======== Material to process

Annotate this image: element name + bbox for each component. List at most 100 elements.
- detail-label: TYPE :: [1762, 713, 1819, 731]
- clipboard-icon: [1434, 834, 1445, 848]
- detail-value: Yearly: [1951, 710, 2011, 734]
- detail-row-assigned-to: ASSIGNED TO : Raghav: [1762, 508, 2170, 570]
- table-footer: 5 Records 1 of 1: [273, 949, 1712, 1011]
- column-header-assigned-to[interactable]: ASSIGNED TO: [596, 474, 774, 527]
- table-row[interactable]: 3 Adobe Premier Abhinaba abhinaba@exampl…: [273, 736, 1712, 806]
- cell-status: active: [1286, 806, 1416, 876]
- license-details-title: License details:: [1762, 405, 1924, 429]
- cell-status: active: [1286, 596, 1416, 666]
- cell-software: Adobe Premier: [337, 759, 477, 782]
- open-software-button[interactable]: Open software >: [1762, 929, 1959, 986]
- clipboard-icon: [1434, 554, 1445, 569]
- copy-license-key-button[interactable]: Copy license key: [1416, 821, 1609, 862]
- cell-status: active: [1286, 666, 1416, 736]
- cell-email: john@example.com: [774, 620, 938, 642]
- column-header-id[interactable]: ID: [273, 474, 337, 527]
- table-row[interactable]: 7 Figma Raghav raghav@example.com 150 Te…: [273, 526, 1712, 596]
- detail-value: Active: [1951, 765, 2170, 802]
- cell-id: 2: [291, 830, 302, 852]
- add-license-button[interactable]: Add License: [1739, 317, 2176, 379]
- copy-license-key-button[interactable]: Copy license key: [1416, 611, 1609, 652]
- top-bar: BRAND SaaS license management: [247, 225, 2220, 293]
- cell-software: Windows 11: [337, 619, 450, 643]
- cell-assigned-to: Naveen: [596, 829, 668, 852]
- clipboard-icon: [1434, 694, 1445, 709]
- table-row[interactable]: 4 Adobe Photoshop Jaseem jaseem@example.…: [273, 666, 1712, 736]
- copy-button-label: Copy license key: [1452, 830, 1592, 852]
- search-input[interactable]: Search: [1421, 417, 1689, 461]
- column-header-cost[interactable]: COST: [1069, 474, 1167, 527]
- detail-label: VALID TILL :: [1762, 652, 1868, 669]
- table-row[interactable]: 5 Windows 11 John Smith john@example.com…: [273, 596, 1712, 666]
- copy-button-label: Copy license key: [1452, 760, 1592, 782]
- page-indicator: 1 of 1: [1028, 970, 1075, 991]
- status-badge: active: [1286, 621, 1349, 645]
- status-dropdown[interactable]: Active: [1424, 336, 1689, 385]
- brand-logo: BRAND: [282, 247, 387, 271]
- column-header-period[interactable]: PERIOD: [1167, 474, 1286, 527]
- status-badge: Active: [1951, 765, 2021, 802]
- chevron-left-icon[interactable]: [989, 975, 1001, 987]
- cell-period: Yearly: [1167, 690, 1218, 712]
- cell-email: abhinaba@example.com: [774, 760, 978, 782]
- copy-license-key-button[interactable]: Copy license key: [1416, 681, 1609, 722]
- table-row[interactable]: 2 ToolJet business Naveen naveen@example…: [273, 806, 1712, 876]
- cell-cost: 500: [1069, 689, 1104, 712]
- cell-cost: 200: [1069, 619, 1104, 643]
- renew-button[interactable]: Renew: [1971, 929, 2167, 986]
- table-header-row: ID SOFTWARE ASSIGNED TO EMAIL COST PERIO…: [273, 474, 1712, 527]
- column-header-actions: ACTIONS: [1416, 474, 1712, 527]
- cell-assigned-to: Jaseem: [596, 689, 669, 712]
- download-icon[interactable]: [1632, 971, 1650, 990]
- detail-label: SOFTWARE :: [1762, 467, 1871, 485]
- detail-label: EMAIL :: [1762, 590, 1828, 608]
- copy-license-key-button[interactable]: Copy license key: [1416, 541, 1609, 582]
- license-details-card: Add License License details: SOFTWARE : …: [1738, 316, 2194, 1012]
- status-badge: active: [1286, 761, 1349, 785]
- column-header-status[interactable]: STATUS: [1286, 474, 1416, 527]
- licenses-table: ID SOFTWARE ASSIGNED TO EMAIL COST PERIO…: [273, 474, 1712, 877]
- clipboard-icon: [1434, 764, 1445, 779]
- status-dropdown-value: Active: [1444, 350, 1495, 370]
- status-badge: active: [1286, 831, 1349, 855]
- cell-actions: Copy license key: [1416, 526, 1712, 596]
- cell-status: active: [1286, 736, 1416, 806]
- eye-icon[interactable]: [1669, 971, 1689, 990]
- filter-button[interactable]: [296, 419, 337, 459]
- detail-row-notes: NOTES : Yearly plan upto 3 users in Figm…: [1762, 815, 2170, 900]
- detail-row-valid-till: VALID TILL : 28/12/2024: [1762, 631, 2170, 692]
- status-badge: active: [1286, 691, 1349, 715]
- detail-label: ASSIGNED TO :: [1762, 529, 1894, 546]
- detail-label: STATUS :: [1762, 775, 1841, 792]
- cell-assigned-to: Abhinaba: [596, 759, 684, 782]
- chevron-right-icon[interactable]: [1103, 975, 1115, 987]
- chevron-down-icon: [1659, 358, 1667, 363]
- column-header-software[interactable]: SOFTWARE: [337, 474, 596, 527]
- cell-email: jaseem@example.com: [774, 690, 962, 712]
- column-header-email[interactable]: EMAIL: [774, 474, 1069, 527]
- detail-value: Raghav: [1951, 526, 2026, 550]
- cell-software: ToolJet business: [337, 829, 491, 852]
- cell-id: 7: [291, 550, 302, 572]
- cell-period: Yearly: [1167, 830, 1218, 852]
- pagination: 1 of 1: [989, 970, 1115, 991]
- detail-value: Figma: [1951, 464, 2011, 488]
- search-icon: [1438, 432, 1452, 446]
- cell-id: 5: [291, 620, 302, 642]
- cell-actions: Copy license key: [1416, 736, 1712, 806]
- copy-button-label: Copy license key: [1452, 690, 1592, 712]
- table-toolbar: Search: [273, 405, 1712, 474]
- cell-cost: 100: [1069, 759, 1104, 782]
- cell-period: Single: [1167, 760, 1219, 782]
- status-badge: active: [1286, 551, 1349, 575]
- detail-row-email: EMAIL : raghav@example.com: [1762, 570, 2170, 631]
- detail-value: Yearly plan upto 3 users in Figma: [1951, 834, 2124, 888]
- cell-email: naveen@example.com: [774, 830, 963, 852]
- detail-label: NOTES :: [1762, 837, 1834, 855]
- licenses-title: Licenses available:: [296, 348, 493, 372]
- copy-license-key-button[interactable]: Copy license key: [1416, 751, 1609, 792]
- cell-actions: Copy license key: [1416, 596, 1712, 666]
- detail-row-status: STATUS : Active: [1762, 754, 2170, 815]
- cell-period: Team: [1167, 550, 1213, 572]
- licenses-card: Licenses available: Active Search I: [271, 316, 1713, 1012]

================

• Do this
Reproduce the records above word for word, starting at their first line and ending at the line containing "- status-badge: active: [1286, 621, 1349, 645]", with both of those lines included.

• Task answer
Annotate this image: element name + bbox for each component. List at most 100 elements.
- detail-label: TYPE :: [1762, 713, 1819, 731]
- clipboard-icon: [1434, 834, 1445, 848]
- detail-value: Yearly: [1951, 710, 2011, 734]
- detail-row-assigned-to: ASSIGNED TO : Raghav: [1762, 508, 2170, 570]
- table-footer: 5 Records 1 of 1: [273, 949, 1712, 1011]
- column-header-assigned-to[interactable]: ASSIGNED TO: [596, 474, 774, 527]
- table-row[interactable]: 3 Adobe Premier Abhinaba abhinaba@exampl…: [273, 736, 1712, 806]
- cell-status: active: [1286, 806, 1416, 876]
- license-details-title: License details:: [1762, 405, 1924, 429]
- cell-status: active: [1286, 596, 1416, 666]
- cell-software: Adobe Premier: [337, 759, 477, 782]
- open-software-button[interactable]: Open software >: [1762, 929, 1959, 986]
- clipboard-icon: [1434, 554, 1445, 569]
- copy-license-key-button[interactable]: Copy license key: [1416, 821, 1609, 862]
- cell-status: active: [1286, 666, 1416, 736]
- cell-email: john@example.com: [774, 620, 938, 642]
- column-header-id[interactable]: ID: [273, 474, 337, 527]
- table-row[interactable]: 7 Figma Raghav raghav@example.com 150 Te…: [273, 526, 1712, 596]
- detail-value: Active: [1951, 765, 2170, 802]
- cell-id: 2: [291, 830, 302, 852]
- add-license-button[interactable]: Add License: [1739, 317, 2176, 379]
- copy-license-key-button[interactable]: Copy license key: [1416, 611, 1609, 652]
- top-bar: BRAND SaaS license management: [247, 225, 2220, 293]
- cell-software: Windows 11: [337, 619, 450, 643]
- cell-assigned-to: Naveen: [596, 829, 668, 852]
- clipboard-icon: [1434, 694, 1445, 709]
- table-row[interactable]: 4 Adobe Photoshop Jaseem jaseem@example.…: [273, 666, 1712, 736]
- copy-button-label: Copy license key: [1452, 830, 1592, 852]
- search-input[interactable]: Search: [1421, 417, 1689, 461]
- column-header-cost[interactable]: COST: [1069, 474, 1167, 527]
- detail-label: VALID TILL :: [1762, 652, 1868, 669]
- table-row[interactable]: 5 Windows 11 John Smith john@example.com…: [273, 596, 1712, 666]
- copy-button-label: Copy license key: [1452, 760, 1592, 782]
- page-indicator: 1 of 1: [1028, 970, 1075, 991]
- status-badge: active: [1286, 621, 1349, 645]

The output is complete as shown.